►

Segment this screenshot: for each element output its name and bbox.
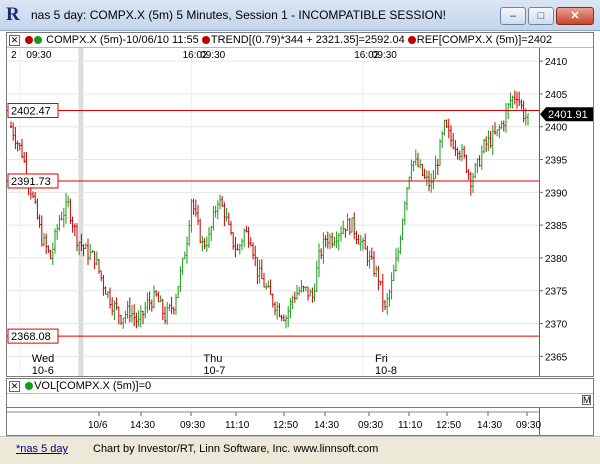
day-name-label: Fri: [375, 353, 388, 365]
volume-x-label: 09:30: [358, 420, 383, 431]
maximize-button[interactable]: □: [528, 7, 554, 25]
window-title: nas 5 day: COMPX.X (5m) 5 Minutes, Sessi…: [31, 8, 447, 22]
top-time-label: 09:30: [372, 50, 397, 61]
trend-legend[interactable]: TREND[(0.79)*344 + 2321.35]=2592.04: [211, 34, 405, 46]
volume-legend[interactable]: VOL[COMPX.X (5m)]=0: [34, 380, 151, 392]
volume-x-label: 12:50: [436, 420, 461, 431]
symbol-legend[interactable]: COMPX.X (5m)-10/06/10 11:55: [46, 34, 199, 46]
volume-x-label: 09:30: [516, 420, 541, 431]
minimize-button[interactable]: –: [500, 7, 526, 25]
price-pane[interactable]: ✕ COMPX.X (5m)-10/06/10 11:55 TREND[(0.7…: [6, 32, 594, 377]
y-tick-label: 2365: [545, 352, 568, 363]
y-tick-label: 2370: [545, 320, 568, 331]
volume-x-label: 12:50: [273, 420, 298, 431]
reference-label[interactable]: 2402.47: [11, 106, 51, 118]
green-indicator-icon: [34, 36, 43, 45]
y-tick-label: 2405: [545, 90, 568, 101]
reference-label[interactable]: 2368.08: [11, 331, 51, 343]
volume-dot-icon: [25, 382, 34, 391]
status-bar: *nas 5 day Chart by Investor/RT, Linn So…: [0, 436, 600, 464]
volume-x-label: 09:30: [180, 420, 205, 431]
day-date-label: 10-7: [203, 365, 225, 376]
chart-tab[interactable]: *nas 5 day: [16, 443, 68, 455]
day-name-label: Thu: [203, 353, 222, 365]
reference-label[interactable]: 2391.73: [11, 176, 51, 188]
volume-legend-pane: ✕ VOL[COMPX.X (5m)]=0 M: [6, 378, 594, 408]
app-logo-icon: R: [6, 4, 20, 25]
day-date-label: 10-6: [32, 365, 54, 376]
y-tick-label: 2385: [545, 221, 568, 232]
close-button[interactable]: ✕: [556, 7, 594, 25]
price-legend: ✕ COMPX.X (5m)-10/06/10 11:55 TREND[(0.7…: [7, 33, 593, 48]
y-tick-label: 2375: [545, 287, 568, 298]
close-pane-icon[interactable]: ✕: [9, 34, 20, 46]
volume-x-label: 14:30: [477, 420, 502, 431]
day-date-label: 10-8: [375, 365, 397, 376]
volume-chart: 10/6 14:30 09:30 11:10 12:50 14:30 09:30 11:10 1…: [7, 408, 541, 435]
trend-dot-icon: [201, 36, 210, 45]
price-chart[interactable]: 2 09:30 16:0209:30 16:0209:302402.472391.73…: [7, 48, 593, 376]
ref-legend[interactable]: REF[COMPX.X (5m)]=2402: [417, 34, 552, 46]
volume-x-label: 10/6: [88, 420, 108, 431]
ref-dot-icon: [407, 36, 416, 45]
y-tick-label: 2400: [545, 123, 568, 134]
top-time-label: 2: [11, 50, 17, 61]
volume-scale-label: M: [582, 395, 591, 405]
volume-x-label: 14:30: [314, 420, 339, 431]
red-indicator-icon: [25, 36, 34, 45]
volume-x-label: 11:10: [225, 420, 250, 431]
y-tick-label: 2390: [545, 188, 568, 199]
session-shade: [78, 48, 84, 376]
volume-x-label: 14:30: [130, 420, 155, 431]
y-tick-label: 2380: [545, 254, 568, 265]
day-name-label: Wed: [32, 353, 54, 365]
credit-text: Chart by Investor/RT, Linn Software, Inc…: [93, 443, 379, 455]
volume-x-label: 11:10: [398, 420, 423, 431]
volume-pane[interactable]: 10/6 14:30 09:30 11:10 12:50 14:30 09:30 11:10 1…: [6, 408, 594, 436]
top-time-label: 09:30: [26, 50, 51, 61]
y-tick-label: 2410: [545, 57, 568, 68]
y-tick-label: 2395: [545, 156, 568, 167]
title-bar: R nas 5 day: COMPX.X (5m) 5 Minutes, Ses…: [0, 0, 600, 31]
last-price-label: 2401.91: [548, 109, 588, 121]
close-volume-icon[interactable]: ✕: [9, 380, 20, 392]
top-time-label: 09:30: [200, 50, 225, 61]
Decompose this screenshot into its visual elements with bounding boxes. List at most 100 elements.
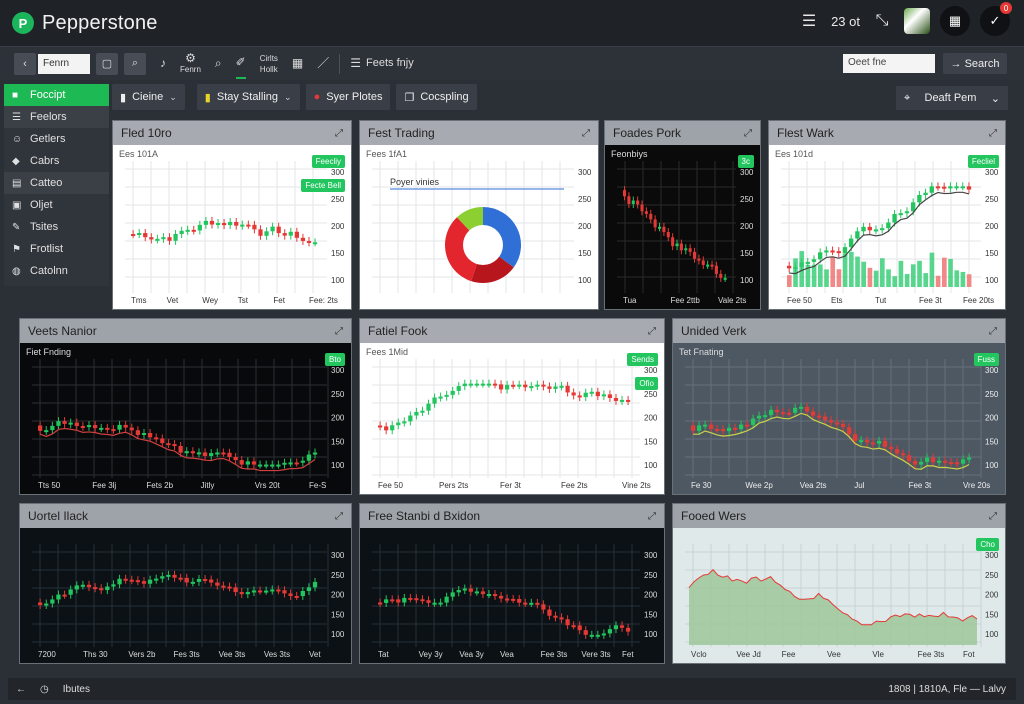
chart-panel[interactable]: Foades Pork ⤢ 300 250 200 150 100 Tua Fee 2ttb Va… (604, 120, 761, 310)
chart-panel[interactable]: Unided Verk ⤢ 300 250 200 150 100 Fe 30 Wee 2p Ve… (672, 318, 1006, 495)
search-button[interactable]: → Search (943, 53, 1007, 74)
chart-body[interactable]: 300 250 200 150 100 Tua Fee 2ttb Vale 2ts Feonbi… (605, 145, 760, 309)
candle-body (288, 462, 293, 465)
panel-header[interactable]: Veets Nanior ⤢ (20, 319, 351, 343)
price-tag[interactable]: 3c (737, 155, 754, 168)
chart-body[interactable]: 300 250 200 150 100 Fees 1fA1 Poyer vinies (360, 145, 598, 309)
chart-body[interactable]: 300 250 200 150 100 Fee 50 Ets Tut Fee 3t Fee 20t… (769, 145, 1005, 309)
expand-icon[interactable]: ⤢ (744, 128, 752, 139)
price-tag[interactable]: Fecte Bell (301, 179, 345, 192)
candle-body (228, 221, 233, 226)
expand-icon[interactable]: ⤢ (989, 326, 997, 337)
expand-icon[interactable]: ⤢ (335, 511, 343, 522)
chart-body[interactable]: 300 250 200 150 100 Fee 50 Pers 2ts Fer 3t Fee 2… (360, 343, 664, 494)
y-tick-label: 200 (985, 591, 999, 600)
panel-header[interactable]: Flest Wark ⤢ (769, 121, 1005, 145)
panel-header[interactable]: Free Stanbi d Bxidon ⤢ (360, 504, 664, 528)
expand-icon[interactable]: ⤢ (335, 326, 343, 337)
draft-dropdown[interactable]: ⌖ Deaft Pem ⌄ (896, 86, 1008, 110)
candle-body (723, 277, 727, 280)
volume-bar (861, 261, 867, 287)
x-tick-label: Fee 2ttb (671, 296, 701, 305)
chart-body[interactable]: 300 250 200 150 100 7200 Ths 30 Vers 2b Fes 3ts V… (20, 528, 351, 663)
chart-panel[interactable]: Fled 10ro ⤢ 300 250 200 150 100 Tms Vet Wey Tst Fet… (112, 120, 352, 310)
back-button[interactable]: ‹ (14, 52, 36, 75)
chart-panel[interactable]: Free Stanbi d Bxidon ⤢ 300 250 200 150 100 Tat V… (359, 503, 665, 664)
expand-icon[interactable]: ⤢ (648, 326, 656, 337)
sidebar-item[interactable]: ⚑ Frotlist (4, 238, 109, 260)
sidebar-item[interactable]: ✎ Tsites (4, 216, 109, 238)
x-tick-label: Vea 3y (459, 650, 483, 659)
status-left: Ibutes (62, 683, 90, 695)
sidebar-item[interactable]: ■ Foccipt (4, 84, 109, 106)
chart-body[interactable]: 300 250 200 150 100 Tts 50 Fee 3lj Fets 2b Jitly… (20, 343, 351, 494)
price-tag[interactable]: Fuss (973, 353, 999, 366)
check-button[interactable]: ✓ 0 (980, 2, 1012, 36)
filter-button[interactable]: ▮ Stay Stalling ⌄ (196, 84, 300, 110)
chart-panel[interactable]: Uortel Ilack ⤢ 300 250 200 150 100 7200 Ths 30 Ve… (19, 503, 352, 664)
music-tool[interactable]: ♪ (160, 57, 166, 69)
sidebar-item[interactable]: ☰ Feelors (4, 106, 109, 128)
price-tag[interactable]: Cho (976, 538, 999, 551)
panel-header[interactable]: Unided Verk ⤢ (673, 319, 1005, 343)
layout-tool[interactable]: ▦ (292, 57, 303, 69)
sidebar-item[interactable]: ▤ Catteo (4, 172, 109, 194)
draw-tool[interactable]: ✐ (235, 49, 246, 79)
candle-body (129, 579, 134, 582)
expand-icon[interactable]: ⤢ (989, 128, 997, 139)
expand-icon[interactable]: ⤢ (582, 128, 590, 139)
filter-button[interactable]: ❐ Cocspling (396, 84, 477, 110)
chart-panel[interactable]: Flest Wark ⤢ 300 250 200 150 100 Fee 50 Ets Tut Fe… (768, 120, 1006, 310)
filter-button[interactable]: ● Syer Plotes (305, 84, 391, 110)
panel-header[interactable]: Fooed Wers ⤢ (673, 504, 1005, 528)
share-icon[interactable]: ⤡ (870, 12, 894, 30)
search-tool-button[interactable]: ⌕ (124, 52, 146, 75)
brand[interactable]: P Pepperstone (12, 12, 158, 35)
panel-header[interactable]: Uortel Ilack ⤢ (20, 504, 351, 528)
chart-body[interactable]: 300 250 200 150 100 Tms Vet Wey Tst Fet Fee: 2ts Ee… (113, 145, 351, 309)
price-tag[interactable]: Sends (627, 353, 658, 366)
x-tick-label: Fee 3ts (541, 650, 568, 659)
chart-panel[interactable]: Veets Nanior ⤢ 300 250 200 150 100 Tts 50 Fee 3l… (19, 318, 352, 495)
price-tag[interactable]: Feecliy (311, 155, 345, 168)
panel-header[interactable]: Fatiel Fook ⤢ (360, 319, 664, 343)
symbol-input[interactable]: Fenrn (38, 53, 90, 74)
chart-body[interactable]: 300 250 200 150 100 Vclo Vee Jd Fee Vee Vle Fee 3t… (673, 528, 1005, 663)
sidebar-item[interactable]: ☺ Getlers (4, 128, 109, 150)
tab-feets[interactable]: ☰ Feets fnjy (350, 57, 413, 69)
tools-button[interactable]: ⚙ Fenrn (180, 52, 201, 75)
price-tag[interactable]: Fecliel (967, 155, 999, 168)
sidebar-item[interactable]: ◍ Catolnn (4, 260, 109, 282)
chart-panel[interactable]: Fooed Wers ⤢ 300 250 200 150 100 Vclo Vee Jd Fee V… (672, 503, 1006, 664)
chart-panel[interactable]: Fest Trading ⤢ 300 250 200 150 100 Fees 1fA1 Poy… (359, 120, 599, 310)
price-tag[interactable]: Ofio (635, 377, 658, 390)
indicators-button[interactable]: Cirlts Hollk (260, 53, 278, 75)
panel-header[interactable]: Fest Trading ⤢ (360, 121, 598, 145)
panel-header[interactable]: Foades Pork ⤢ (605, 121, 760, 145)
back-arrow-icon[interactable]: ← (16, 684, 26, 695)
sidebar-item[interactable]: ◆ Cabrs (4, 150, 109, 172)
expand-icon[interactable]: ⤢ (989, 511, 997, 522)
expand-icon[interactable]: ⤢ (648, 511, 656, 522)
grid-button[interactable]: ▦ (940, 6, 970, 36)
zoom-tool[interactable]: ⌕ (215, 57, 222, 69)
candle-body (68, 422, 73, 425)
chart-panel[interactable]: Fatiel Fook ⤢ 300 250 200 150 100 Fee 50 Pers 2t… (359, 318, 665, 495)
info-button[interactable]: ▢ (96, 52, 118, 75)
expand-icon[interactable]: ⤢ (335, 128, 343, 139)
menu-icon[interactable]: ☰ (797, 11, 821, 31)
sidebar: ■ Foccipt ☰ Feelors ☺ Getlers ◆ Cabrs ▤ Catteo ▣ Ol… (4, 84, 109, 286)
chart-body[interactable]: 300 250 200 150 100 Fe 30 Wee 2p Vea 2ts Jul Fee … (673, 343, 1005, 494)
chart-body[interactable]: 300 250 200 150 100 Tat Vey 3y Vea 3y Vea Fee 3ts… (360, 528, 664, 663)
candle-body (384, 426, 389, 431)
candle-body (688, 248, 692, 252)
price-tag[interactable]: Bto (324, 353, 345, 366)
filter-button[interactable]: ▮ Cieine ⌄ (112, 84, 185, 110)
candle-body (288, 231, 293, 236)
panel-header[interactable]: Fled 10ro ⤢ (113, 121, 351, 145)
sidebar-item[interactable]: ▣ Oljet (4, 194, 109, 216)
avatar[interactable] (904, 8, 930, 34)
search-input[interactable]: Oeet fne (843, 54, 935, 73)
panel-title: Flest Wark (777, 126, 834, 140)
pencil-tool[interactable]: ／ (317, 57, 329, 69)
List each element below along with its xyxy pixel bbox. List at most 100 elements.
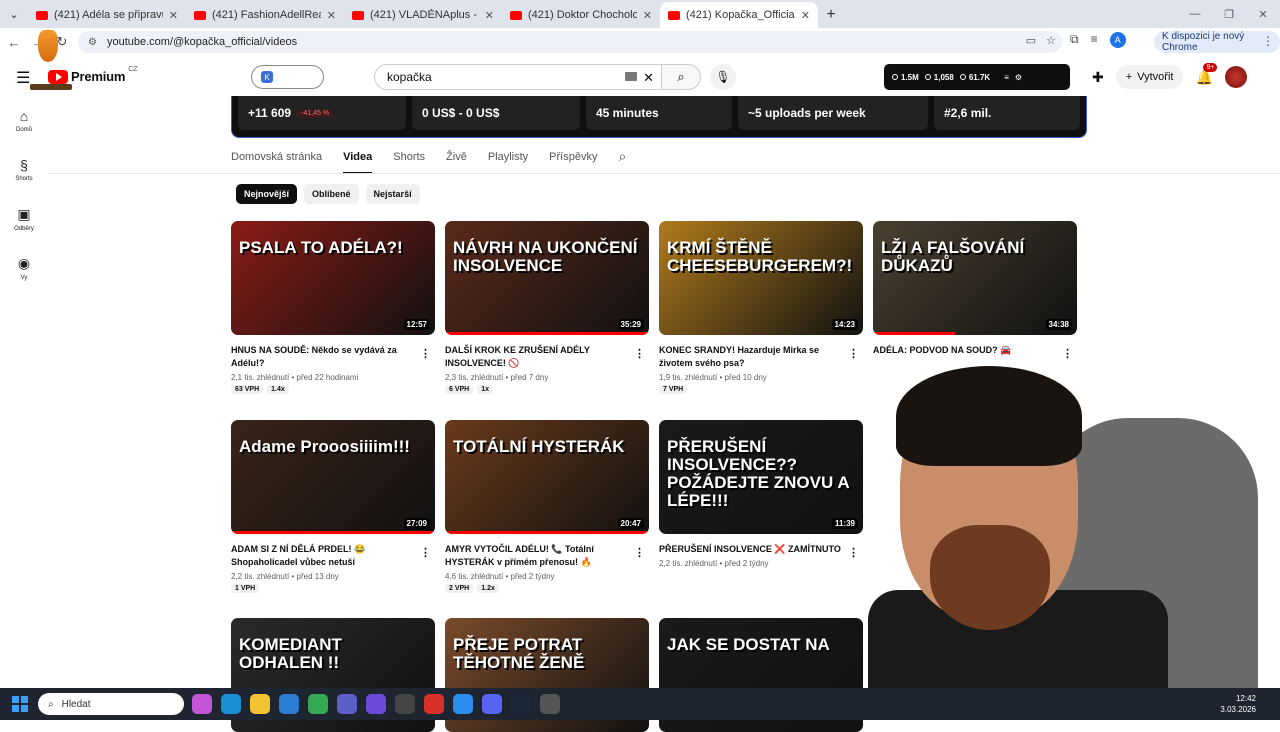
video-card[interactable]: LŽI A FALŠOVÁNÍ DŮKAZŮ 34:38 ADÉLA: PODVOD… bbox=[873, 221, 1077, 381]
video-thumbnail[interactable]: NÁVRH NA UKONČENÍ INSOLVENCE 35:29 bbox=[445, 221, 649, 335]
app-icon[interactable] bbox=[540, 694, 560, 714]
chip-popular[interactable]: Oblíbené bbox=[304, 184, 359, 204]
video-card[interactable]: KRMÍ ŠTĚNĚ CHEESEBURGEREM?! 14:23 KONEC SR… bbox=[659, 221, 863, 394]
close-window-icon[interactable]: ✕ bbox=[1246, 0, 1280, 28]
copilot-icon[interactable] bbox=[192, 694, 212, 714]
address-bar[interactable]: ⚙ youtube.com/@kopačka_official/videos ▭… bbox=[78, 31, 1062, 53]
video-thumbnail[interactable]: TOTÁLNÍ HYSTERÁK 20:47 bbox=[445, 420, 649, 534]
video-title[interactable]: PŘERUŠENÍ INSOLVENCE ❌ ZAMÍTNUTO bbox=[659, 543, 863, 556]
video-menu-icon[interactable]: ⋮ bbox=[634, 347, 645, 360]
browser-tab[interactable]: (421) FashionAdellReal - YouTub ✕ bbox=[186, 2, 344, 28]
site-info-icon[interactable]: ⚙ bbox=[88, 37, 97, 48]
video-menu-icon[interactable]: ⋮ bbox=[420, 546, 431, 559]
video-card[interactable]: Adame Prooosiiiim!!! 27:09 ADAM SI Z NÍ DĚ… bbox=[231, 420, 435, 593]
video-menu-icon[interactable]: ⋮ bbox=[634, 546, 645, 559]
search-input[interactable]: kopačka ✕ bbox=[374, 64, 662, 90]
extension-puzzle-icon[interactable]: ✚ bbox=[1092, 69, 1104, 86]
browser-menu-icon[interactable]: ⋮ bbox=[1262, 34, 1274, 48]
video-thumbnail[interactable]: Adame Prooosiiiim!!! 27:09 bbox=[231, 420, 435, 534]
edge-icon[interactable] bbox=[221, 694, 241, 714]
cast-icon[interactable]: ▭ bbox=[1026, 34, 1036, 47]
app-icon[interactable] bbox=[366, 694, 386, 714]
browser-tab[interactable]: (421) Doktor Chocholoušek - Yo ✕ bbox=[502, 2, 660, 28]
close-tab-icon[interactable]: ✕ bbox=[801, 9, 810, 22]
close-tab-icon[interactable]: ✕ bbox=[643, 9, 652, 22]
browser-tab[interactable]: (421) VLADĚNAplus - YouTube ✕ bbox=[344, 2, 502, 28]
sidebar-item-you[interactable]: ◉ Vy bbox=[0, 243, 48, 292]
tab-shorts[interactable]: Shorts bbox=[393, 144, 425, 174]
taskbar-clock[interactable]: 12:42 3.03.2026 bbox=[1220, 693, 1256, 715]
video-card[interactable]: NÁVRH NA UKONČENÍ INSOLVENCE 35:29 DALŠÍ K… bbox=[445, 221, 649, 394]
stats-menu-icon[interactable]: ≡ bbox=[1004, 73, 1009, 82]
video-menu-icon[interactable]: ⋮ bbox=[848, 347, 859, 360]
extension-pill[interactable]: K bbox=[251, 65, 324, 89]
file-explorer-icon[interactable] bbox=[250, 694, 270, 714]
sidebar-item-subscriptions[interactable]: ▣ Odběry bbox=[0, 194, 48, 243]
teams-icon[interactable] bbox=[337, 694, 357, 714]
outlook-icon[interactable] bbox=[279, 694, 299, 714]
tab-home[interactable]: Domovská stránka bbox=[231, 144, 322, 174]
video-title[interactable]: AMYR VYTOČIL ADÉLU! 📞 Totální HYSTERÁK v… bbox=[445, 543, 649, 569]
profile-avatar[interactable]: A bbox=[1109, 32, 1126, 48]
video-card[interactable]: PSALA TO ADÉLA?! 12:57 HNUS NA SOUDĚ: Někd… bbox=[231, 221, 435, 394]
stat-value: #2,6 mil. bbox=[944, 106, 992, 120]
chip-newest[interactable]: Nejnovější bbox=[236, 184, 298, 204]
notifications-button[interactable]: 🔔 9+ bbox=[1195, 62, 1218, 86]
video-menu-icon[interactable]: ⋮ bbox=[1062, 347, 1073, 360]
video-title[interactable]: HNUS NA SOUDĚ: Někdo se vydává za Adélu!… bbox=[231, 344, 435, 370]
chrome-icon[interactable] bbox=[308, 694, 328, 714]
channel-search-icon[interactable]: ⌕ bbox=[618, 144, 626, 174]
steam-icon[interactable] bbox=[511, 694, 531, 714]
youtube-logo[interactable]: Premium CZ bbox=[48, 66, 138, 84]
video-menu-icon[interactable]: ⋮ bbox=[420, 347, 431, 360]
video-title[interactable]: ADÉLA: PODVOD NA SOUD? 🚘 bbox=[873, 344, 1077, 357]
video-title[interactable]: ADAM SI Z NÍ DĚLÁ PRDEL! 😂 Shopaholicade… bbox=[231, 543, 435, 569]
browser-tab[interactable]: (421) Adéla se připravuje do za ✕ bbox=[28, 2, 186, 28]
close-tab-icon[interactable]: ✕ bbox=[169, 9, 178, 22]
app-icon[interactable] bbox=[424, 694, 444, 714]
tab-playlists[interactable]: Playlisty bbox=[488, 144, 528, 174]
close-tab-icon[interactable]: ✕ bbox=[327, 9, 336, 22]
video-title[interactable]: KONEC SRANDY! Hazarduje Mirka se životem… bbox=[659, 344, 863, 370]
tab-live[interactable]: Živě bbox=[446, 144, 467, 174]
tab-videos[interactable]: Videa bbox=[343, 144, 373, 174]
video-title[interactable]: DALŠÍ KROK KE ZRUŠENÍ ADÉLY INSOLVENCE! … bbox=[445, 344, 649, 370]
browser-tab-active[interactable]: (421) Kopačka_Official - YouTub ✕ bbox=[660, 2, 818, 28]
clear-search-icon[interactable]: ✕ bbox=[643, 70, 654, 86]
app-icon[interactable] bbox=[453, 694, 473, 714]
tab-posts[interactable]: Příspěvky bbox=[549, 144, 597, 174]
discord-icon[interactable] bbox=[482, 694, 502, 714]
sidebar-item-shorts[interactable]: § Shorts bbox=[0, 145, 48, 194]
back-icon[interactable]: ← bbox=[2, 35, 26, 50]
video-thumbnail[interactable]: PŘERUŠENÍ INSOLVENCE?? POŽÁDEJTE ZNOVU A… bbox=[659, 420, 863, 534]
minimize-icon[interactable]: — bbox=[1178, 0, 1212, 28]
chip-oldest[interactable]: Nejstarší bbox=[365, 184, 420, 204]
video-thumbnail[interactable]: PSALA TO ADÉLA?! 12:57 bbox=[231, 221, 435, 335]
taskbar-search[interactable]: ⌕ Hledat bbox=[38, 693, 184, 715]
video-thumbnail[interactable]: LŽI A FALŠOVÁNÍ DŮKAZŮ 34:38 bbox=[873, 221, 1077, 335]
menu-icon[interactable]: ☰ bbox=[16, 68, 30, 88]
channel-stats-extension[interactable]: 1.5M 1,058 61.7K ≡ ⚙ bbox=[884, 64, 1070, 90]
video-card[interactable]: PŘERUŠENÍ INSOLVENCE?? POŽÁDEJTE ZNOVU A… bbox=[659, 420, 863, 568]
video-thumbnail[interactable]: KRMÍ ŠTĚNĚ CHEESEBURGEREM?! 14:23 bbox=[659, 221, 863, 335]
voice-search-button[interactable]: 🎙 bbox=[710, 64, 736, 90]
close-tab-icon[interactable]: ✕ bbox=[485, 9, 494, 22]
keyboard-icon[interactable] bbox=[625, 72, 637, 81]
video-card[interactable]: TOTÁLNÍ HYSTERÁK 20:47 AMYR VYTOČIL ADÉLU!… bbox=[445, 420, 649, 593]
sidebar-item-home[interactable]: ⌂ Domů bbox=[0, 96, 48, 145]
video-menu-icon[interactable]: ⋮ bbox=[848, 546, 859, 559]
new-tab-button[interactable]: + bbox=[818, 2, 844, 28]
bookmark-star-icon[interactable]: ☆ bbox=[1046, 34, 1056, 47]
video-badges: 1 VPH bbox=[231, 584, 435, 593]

◄

Task to complete
Render the entries from the line with "chart-panel[interactable]: Foades Pork" up to and including the line with "candle-body (288, 462, 293, 465)" as a JSON list of strings, one string per line.

Solution to the problem
[
  "chart-panel[interactable]: Foades Pork ⤢ 300 250 200 150 100 Tua Fee 2ttb Va… (604, 120, 761, 310)",
  "chart-panel[interactable]: Unided Verk ⤢ 300 250 200 150 100 Fe 30 Wee 2p Ve… (672, 318, 1006, 495)",
  "search-button[interactable]: → Search (943, 53, 1007, 74)",
  "chart-body[interactable]: 300 250 200 150 100 Tua Fee 2ttb Vale 2ts Feonbi… (605, 145, 760, 309)",
  "candle-body (288, 462, 293, 465)"
]